(Dataset excerpt)
- - - - - - -
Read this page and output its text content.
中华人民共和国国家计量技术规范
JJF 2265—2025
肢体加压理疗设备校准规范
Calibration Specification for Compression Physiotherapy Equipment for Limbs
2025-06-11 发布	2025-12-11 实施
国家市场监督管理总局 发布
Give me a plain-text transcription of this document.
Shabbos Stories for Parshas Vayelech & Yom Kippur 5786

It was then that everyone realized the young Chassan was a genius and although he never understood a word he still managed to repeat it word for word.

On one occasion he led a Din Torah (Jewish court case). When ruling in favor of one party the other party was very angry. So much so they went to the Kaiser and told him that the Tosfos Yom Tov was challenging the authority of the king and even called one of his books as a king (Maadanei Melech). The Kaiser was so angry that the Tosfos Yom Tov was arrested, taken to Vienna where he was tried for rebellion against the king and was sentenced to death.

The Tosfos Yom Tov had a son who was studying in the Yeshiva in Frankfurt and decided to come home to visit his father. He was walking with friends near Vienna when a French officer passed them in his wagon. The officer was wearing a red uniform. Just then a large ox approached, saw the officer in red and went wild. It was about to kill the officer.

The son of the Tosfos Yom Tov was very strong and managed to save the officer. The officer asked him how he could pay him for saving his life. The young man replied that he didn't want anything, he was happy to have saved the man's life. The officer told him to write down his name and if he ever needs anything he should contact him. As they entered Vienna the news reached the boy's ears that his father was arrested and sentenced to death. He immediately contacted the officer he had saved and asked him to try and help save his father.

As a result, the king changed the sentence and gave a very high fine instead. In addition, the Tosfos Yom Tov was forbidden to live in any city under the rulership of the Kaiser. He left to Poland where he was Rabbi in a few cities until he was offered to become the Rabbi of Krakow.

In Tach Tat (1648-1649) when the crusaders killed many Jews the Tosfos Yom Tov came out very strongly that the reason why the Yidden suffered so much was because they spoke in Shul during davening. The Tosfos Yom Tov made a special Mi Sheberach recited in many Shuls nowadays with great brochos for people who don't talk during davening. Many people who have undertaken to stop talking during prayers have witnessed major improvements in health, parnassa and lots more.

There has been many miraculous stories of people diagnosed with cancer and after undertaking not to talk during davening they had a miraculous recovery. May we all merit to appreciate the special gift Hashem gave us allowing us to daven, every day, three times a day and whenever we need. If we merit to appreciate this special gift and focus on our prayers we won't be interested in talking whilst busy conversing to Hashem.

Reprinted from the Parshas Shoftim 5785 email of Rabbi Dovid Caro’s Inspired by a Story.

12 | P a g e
- - - - - - -
**Problem details:**
Would you write down every record again, exactly?

**Final result:**
Read this page and output its text content.
中华人民共和国国家计量技术规范
JJF 2265—2025
肢体加压理疗设备校准规范
Calibration Specification for Compression Physiotherapy Equipment for Limbs
2025-06-11 发布	2025-12-11 实施
国家市场监督管理总局 发布
Give me a plain-text transcription of this document.
Shabbos Stories for Parshas Vayelech & Yom Kippur 5786

It was then that everyone realized the young Chassan was a genius and although he never understood a word he still managed to repeat it word for word.

On one occasion he led a Din Torah (Jewish court case). When ruling in favor of one party the other party was very angry. So much so they went to the Kaiser and told him that the Tosfos Yom Tov was challenging the authority of the king and even called one of his books as a king (Maadanei Melech). The Kaiser was so angry that the Tosfos Yom Tov was arrested, taken to Vienna where he was tried for rebellion against the king and was sentenced to death.

The Tosfos Yom Tov had a son who was studying in the Yeshiva in Frankfurt and decided to come home to visit his father. He was walking with friends near Vienna when a French officer passed them in his wagon. The officer was wearing a red uniform. Just then a large ox approached, saw the officer in red and went wild. It was about to kill the officer.

The son of the Tosfos Yom Tov was very strong and managed to save the officer. The officer asked him how he could pay him for saving his life. The young man replied that he didn't want anything, he was happy to have saved the man's life. The officer told him to write down his name and if he ever needs anything he should contact him. As they entered Vienna the news reached the boy's ears that his father was arrested and sentenced to death. He immediately contacted the officer he had saved and asked him to try and help save his father.

As a result, the king changed the sentence and gave a very high fine instead. In addition, the Tosfos Yom Tov was forbidden to live in any city under the rulership of the Kaiser. He left to Poland where he was Rabbi in a few cities until he was offered to become the Rabbi of Krakow.

In Tach Tat (1648-1649) when the crusaders killed many Jews the Tosfos Yom Tov came out very strongly that the reason why the Yidden suffered so much was because they spoke in Shul during davening. The Tosfos Yom Tov made a special Mi Sheberach recited in many Shuls nowadays with great brochos for people who don't talk during davening. Many people who have undertaken to stop talking during prayers have witnessed major improvements in health, parnassa and lots more.

There has been many miraculous stories of people diagnosed with cancer and after undertaking not to talk during davening they had a miraculous recovery. May we all merit to appreciate the special gift Hashem gave us allowing us to daven, every day, three times a day and whenever we need. If we merit to appreciate this special gift and focus on our prayers we won't be interested in talking whilst busy conversing to Hashem.

Reprinted from the Parshas Shoftim 5785 email of Rabbi Dovid Caro’s Inspired by a Story.

12 | P a g e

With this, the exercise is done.